(DOCUMENT EXTRACT)
Mailing-List: contact mapreduce-user-help@hadoop.apache.org; run by ezmlm
Precedence: bulk
Reply-To: mapreduce-user@hadoop.apache.org
Received-SPF: pass (nike.apache.org: domain of hadoop@gmx.com designates
 213.165.64.42 as permitted sender)
Content-Type: multipart/alternative;
 boundary="========GMXBoundary27681333543628550753"
Date: Wed, 04 Apr 2012 14:47:08 +0200
From: jagatsingh@gmail.com
Message-ID: <20120404124708.27680@gmx.com>
MIME-Version: 1.0
Subject: RE: Calling one MR job within another MR job
To: mapreduce-user@hadoop.apache.org

--========GMXBoundary27681333543628550753
Content-Type: text/plain; charset="utf-8"
Content-Transfer-Encoding: 8bit

Hello Stuti

 The way you have explained it seems we can think about caching the file2 already in nodes.

 -- Just out of context , In the same way replicated joins are being handled in Pig in which one file (file2) to be joined is cached in the memory by file1.

 Regards

 Jagat

----- Original Message -----
From: Stuti Awasthi
Sent: 04/04/12 07:55 AM
To: mapreduce-user@hadoop.apache.org
Subject: RE: Calling one MR job within another MR job

Hi Ravi,
There is no job dependency so I cannot use chaining MR or JobControl as you suggested.
I have 2 relatively big files, I start processing with File1 as input to MR1 job , now this processing required to find the data from File2. One way to do is loop through File2 and get the data. Other way to pass File2 in MR2 job for parallel processing.

(PARTS OF THE EXERCISE)
1. Give the name of every person the mailing-list thread on running one MapReduce job inside another mentions by name.
2. Extend the mailing-list thread on running one MapReduce job inside another, starting after its final line.
The data that comes next has no connection to the mailing-list thread.

(INFORMATION SUPPLIED)
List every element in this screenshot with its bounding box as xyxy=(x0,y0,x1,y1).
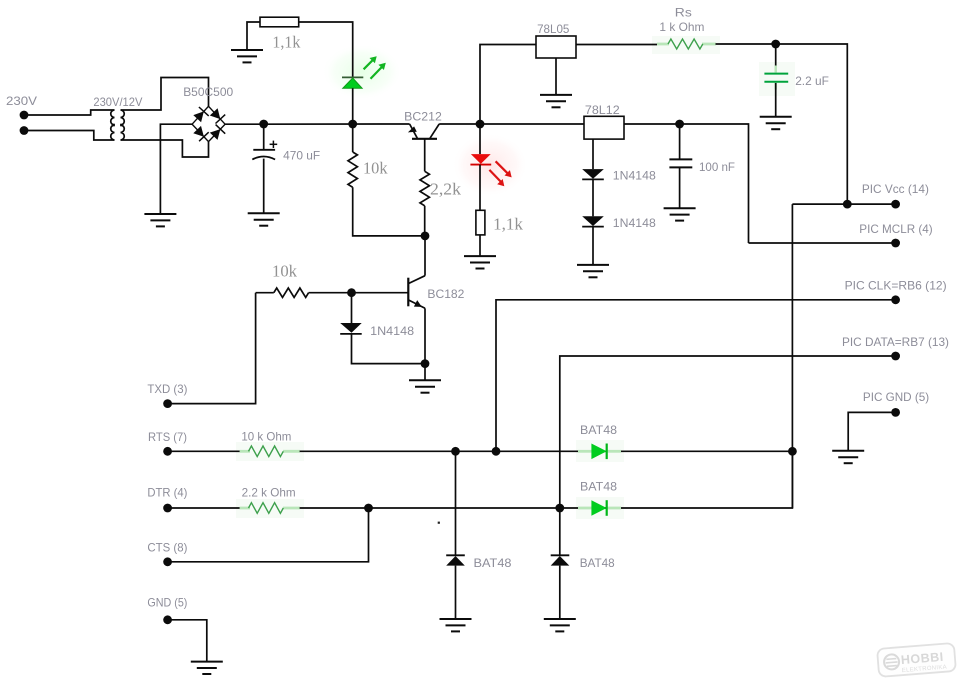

(RESULTS OF THE TASKS)
1. Jagat, Stuti Awasthi, Ravi

2.
Second option is making hinting me to call an MR2 job inside from MR1 job. I am sure this is the common problem that people usually face. What is the best way to resolve this kind of issue.
Thanks

From: Ravi teja ch n v [mailto:raviteja.chnv@huawei.com]
 *Sent:* Wednesday, April 04, 2012 4:35 PM
 *To:* mapreduce-user@hadoop.apache.org
 *Subject:* RE: Calling one MR job within another MR job

Hi Stuti,
If you are looking for MRjob2 to run after MRjob1, ie the job dependency, 
you can use JobControl API, where you can manage the dependencies.
Calling another Job from a Mapper is not a good idea.
Thanks,
Ravi Teja

-----------------------------------------------------------------

From: Stuti Awasthi [stutiawasthi@hcl.com]
 *Sent:* 04 April 2012 16:04:19
 *To:* mapreduce-user@hadoop.apache.org
 *Subject:* Calling one MR job within another MR job

Hi all,
We have a usecase in which I start with first MR1 job with input file as File1.txt, and from this job, call another MR2 job with input as File2.txt
So :
MRjob1{
Map(){
MRJob2(File2.txt)
}
}
MRJob2{
Processing….
}
My queries are is this kind of approach is possible and how much are the implications from the performance perspective.
Regards,
Stuti Awasthi
HCL Comnet Systems and Services Ltd
F-8/9 Basement, Sec-3,Noida.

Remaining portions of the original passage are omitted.